--- Begin Records to process ---

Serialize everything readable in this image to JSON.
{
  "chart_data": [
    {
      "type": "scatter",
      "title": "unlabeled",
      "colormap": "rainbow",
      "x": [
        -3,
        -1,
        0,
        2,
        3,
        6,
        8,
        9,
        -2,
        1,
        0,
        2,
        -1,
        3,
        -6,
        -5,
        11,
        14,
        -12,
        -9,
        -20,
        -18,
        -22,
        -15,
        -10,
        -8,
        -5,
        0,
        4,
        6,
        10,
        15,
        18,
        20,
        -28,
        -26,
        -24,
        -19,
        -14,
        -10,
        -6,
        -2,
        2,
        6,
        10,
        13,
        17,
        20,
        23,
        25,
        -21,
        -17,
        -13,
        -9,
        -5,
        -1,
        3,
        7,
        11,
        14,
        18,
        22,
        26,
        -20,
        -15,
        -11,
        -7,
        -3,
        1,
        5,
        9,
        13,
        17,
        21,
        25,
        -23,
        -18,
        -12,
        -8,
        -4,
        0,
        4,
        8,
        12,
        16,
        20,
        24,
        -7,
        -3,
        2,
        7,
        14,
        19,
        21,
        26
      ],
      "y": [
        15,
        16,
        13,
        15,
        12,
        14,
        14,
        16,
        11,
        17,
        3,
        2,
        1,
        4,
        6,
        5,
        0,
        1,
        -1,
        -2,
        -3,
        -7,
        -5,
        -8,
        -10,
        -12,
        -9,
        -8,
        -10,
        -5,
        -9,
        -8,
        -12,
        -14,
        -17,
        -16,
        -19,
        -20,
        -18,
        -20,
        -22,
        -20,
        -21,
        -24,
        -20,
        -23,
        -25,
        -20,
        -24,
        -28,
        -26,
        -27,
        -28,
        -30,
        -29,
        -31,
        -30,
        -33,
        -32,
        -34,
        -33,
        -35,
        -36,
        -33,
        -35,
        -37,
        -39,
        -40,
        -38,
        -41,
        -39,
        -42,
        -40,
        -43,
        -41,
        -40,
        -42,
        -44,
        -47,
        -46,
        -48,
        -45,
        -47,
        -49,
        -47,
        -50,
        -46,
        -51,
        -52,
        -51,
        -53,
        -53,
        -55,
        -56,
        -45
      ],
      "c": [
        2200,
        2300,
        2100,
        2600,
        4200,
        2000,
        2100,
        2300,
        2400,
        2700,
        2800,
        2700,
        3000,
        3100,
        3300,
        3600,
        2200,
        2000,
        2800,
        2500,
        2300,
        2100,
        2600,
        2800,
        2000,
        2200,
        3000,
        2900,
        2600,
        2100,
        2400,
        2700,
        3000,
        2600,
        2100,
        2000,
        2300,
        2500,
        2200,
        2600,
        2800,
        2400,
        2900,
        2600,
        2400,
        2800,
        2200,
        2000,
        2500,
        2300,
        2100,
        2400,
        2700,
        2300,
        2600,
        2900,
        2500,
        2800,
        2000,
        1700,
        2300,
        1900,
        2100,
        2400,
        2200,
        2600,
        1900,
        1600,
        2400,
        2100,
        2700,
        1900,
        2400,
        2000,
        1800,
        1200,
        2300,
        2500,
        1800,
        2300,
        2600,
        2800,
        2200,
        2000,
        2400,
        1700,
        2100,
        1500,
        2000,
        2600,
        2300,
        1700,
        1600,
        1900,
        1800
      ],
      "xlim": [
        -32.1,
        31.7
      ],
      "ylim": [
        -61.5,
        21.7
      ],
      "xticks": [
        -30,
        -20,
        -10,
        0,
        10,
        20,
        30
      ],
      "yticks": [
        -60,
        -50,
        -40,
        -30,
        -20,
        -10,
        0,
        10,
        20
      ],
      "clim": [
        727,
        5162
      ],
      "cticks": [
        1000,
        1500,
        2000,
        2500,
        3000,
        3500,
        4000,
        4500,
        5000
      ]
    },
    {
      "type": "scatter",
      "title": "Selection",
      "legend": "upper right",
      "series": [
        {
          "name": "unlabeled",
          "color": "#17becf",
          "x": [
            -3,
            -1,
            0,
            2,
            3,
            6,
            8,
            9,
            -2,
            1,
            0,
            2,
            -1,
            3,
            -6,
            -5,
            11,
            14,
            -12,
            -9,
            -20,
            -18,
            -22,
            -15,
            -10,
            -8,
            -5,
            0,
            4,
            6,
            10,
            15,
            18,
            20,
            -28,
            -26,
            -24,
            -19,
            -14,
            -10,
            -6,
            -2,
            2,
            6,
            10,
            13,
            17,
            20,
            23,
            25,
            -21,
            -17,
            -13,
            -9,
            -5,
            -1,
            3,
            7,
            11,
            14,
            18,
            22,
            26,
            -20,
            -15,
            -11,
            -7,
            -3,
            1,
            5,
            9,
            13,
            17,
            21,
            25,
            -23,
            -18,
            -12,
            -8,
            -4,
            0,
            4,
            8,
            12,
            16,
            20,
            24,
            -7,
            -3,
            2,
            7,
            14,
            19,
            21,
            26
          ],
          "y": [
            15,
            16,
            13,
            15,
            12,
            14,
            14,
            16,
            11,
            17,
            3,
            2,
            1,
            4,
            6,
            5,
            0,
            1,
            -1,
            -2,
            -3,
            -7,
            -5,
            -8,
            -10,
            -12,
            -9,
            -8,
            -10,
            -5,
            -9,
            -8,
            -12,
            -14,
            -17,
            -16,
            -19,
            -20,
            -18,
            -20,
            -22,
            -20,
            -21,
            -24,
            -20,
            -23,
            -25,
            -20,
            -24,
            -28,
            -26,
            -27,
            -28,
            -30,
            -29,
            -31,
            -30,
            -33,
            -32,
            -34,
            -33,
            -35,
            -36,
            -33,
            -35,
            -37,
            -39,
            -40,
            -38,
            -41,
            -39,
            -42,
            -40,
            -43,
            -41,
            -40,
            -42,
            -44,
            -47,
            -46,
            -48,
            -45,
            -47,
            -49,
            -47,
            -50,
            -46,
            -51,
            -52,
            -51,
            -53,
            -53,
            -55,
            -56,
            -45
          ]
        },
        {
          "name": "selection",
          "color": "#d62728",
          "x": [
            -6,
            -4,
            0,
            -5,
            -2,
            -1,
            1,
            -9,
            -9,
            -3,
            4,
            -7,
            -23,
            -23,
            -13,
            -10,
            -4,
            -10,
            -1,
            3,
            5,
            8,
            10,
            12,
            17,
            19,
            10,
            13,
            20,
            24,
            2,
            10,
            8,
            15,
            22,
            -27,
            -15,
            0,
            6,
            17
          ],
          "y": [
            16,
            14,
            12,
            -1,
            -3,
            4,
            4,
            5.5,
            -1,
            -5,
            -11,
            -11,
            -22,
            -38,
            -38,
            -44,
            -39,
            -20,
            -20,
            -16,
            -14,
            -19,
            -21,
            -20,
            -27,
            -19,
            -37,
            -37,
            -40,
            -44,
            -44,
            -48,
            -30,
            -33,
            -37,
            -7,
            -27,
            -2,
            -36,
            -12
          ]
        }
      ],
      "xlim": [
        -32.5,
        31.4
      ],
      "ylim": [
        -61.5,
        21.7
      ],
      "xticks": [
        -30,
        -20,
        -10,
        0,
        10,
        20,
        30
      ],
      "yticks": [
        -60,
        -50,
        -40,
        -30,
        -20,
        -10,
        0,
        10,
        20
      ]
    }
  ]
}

--- End Records to process ---

** Given request **
Reproduce the complete data exactly as presented above.

** Complete output **
Serialize everything readable in this image to JSON.
{
  "chart_data": [
    {
      "type": "scatter",
      "title": "unlabeled",
      "colormap": "rainbow",
      "x": [
        -3,
        -1,
        0,
        2,
        3,
        6,
        8,
        9,
        -2,
        1,
        0,
        2,
        -1,
        3,
        -6,
        -5,
        11,
        14,
        -12,
        -9,
        -20,
        -18,
        -22,
        -15,
        -10,
        -8,
        -5,
        0,
        4,
        6,
        10,
        15,
        18,
        20,
        -28,
        -26,
        -24,
        -19,
        -14,
        -10,
        -6,
        -2,
        2,
        6,
        10,
        13,
        17,
        20,
        23,
        25,
        -21,
        -17,
        -13,
        -9,
        -5,
        -1,
        3,
        7,
        11,
        14,
        18,
        22,
        26,
        -20,
        -15,
        -11,
        -7,
        -3,
        1,
        5,
        9,
        13,
        17,
        21,
        25,
        -23,
        -18,
        -12,
        -8,
        -4,
        0,
        4,
        8,
        12,
        16,
        20,
        24,
        -7,
        -3,
        2,
        7,
        14,
        19,
        21,
        26
      ],
      "y": [
        15,
        16,
        13,
        15,
        12,
        14,
        14,
        16,
        11,
        17,
        3,
        2,
        1,
        4,
        6,
        5,
        0,
        1,
        -1,
        -2,
        -3,
        -7,
        -5,
        -8,
        -10,
        -12,
        -9,
        -8,
        -10,
        -5,
        -9,
        -8,
        -12,
        -14,
        -17,
        -16,
        -19,
        -20,
        -18,
        -20,
        -22,
        -20,
        -21,
        -24,
        -20,
        -23,
        -25,
        -20,
        -24,
        -28,
        -26,
        -27,
        -28,
        -30,
        -29,
        -31,
        -30,
        -33,
        -32,
        -34,
        -33,
        -35,
        -36,
        -33,
        -35,
        -37,
        -39,
        -40,
        -38,
        -41,
        -39,
        -42,
        -40,
        -43,
        -41,
        -40,
        -42,
        -44,
        -47,
        -46,
        -48,
        -45,
        -47,
        -49,
        -47,
        -50,
        -46,
        -51,
        -52,
        -51,
        -53,
        -53,
        -55,
        -56,
        -45
      ],
      "c": [
        2200,
        2300,
        2100,
        2600,
        4200,
        2000,
        2100,
        2300,
        2400,
        2700,
        2800,
        2700,
        3000,
        3100,
        3300,
        3600,
        2200,
        2000,
        2800,
        2500,
        2300,
        2100,
        2600,
        2800,
        2000,
        2200,
        3000,
        2900,
        2600,
        2100,
        2400,
        2700,
        3000,
        2600,
        2100,
        2000,
        2300,
        2500,
        2200,
        2600,
        2800,
        2400,
        2900,
        2600,
        2400,
        2800,
        2200,
        2000,
        2500,
        2300,
        2100,
        2400,
        2700,
        2300,
        2600,
        2900,
        2500,
        2800,
        2000,
        1700,
        2300,
        1900,
        2100,
        2400,
        2200,
        2600,
        1900,
        1600,
        2400,
        2100,
        2700,
        1900,
        2400,
        2000,
        1800,
        1200,
        2300,
        2500,
        1800,
        2300,
        2600,
        2800,
        2200,
        2000,
        2400,
        1700,
        2100,
        1500,
        2000,
        2600,
        2300,
        1700,
        1600,
        1900,
        1800
      ],
      "xlim": [
        -32.1,
        31.7
      ],
      "ylim": [
        -61.5,
        21.7
      ],
      "xticks": [
        -30,
        -20,
        -10,
        0,
        10,
        20,
        30
      ],
      "yticks": [
        -60,
        -50,
        -40,
        -30,
        -20,
        -10,
        0,
        10,
        20
      ],
      "clim": [
        727,
        5162
      ],
      "cticks": [
        1000,
        1500,
        2000,
        2500,
        3000,
        3500,
        4000,
        4500,
        5000
      ]
    },
    {
      "type": "scatter",
      "title": "Selection",
      "legend": "upper right",
      "series": [
        {
          "name": "unlabeled",
          "color": "#17becf",
          "x": [
            -3,
            -1,
            0,
            2,
            3,
            6,
            8,
            9,
            -2,
            1,
            0,
            2,
            -1,
            3,
            -6,
            -5,
            11,
            14,
            -12,
            -9,
            -20,
            -18,
            -22,
            -15,
            -10,
            -8,
            -5,
            0,
            4,
            6,
            10,
            15,
            18,
            20,
            -28,
            -26,
            -24,
            -19,
            -14,
            -10,
            -6,
            -2,
            2,
            6,
            10,
            13,
            17,
            20,
            23,
            25,
            -21,
            -17,
            -13,
            -9,
            -5,
            -1,
            3,
            7,
            11,
            14,
            18,
            22,
            26,
            -20,
            -15,
            -11,
            -7,
            -3,
            1,
            5,
            9,
            13,
            17,
            21,
            25,
            -23,
            -18,
            -12,
            -8,
            -4,
            0,
            4,
            8,
            12,
            16,
            20,
            24,
            -7,
            -3,
            2,
            7,
            14,
            19,
            21,
            26
          ],
          "y": [
            15,
            16,
            13,
            15,
            12,
            14,
            14,
            16,
            11,
            17,
            3,
            2,
            1,
            4,
            6,
            5,
            0,
            1,
            -1,
            -2,
            -3,
            -7,
            -5,
            -8,
            -10,
            -12,
            -9,
            -8,
            -10,
            -5,
            -9,
            -8,
            -12,
            -14,
            -17,
            -16,
            -19,
            -20,
            -18,
            -20,
            -22,
            -20,
            -21,
            -24,
            -20,
            -23,
            -25,
            -20,
            -24,
            -28,
            -26,
            -27,
            -28,
            -30,
            -29,
            -31,
            -30,
            -33,
            -32,
            -34,
            -33,
            -35,
            -36,
            -33,
            -35,
            -37,
            -39,
            -40,
            -38,
            -41,
            -39,
            -42,
            -40,
            -43,
            -41,
            -40,
            -42,
            -44,
            -47,
            -46,
            -48,
            -45,
            -47,
            -49,
            -47,
            -50,
            -46,
            -51,
            -52,
            -51,
            -53,
            -53,
            -55,
            -56,
            -45
          ]
        },
        {
          "name": "selection",
          "color": "#d62728",
          "x": [
            -6,
            -4,
            0,
            -5,
            -2,
            -1,
            1,
            -9,
            -9,
            -3,
            4,
            -7,
            -23,
            -23,
            -13,
            -10,
            -4,
            -10,
            -1,
            3,
            5,
            8,
            10,
            12,
            17,
            19,
            10,
            13,
            20,
            24,
            2,
            10,
            8,
            15,
            22,
            -27,
            -15,
            0,
            6,
            17
          ],
          "y": [
            16,
            14,
            12,
            -1,
            -3,
            4,
            4,
            5.5,
            -1,
            -5,
            -11,
            -11,
            -22,
            -38,
            -38,
            -44,
            -39,
            -20,
            -20,
            -16,
            -14,
            -19,
            -21,
            -20,
            -27,
            -19,
            -37,
            -37,
            -40,
            -44,
            -44,
            -48,
            -30,
            -33,
            -37,
            -7,
            -27,
            -2,
            -36,
            -12
          ]
        }
      ],
      "xlim": [
        -32.5,
        31.4
      ],
      "ylim": [
        -61.5,
        21.7
      ],
      "xticks": [
        -30,
        -20,
        -10,
        0,
        10,
        20,
        30
      ],
      "yticks": [
        -60,
        -50,
        -40,
        -30,
        -20,
        -10,
        0,
        10,
        20
      ]
    }
  ]
}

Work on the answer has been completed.